[start DATASET RECORDS]
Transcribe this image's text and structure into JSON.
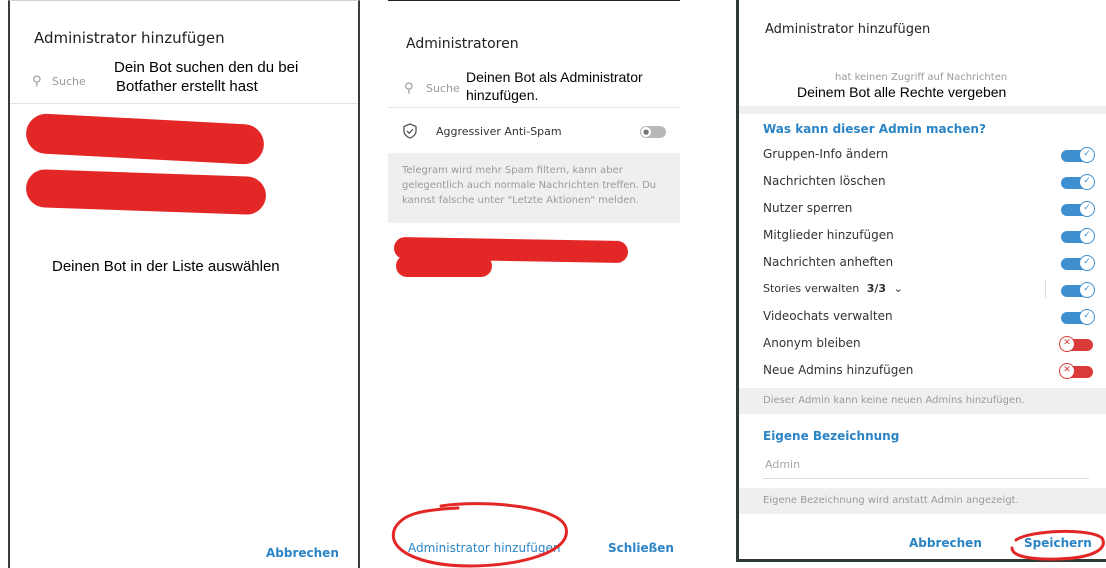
{
  "colors": {
    "accent": "#2a84c6",
    "toggle_on": "#3d8fd0",
    "toggle_off": "#d93a3a",
    "annotation_red": "#e32626"
  },
  "panel1": {
    "title": "Administrator hinzufügen",
    "search_placeholder": "Suche",
    "annotation_search_1": "Dein Bot suchen den du bei",
    "annotation_search_2": "Botfather erstellt hast",
    "annotation_list": "Deinen Bot in der Liste auswählen",
    "cancel_label": "Abbrechen"
  },
  "panel2": {
    "title": "Administratoren",
    "search_placeholder": "Suche",
    "annotation_1": "Deinen Bot als Administrator",
    "annotation_2": "hinzufügen.",
    "antispam_label": "Aggressiver Anti-Spam",
    "antispam_hint_1": "Telegram wird mehr Spam filtern, kann aber",
    "antispam_hint_2": "gelegentlich auch normale Nachrichten treffen. Du",
    "antispam_hint_3": "kannst falsche unter \"Letzte Aktionen\" melden.",
    "add_admin_label": "Administrator hinzufügen",
    "close_label": "Schließen"
  },
  "panel3": {
    "title": "Administrator hinzufügen",
    "no_access": "hat keinen Zugriff auf Nachrichten",
    "annotation": "Deinem Bot alle Rechte vergeben",
    "section_title": "Was kann dieser Admin machen?",
    "permissions": [
      {
        "label": "Gruppen-Info ändern",
        "enabled": true
      },
      {
        "label": "Nachrichten löschen",
        "enabled": true
      },
      {
        "label": "Nutzer sperren",
        "enabled": true
      },
      {
        "label": "Mitglieder hinzufügen",
        "enabled": true
      },
      {
        "label": "Nachrichten anheften",
        "enabled": true
      },
      {
        "label": "Stories verwalten",
        "count": "3/3",
        "enabled": true
      },
      {
        "label": "Videochats verwalten",
        "enabled": true
      },
      {
        "label": "Anonym bleiben",
        "enabled": false
      },
      {
        "label": "Neue Admins hinzufügen",
        "enabled": false
      }
    ],
    "admins_note": "Dieser Admin kann keine neuen Admins hinzufügen.",
    "custom_title_head": "Eigene Bezeichnung",
    "custom_title_placeholder": "Admin",
    "custom_title_note": "Eigene Bezeichnung wird anstatt Admin angezeigt.",
    "cancel_label": "Abbrechen",
    "save_label": "Speichern"
  }
}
[end DATASET RECORDS]
DIRECTION |
Quote everything in the listing above exactly; pictures are the only thing to omit.

FULL ANSWER |
Transcribe this image's text and structure into JSON.
{
  "colors": {
    "accent": "#2a84c6",
    "toggle_on": "#3d8fd0",
    "toggle_off": "#d93a3a",
    "annotation_red": "#e32626"
  },
  "panel1": {
    "title": "Administrator hinzufügen",
    "search_placeholder": "Suche",
    "annotation_search_1": "Dein Bot suchen den du bei",
    "annotation_search_2": "Botfather erstellt hast",
    "annotation_list": "Deinen Bot in der Liste auswählen",
    "cancel_label": "Abbrechen"
  },
  "panel2": {
    "title": "Administratoren",
    "search_placeholder": "Suche",
    "annotation_1": "Deinen Bot als Administrator",
    "annotation_2": "hinzufügen.",
    "antispam_label": "Aggressiver Anti-Spam",
    "antispam_hint_1": "Telegram wird mehr Spam filtern, kann aber",
    "antispam_hint_2": "gelegentlich auch normale Nachrichten treffen. Du",
    "antispam_hint_3": "kannst falsche unter \"Letzte Aktionen\" melden.",
    "add_admin_label": "Administrator hinzufügen",
    "close_label": "Schließen"
  },
  "panel3": {
    "title": "Administrator hinzufügen",
    "no_access": "hat keinen Zugriff auf Nachrichten",
    "annotation": "Deinem Bot alle Rechte vergeben",
    "section_title": "Was kann dieser Admin machen?",
    "permissions": [
      {
        "label": "Gruppen-Info ändern",
        "enabled": true
      },
      {
        "label": "Nachrichten löschen",
        "enabled": true
      },
      {
        "label": "Nutzer sperren",
        "enabled": true
      },
      {
        "label": "Mitglieder hinzufügen",
        "enabled": true
      },
      {
        "label": "Nachrichten anheften",
        "enabled": true
      },
      {
        "label": "Stories verwalten",
        "count": "3/3",
        "enabled": true
      },
      {
        "label": "Videochats verwalten",
        "enabled": true
      },
      {
        "label": "Anonym bleiben",
        "enabled": false
      },
      {
        "label": "Neue Admins hinzufügen",
        "enabled": false
      }
    ],
    "admins_note": "Dieser Admin kann keine neuen Admins hinzufügen.",
    "custom_title_head": "Eigene Bezeichnung",
    "custom_title_placeholder": "Admin",
    "custom_title_note": "Eigene Bezeichnung wird anstatt Admin angezeigt.",
    "cancel_label": "Abbrechen",
    "save_label": "Speichern"
  }
}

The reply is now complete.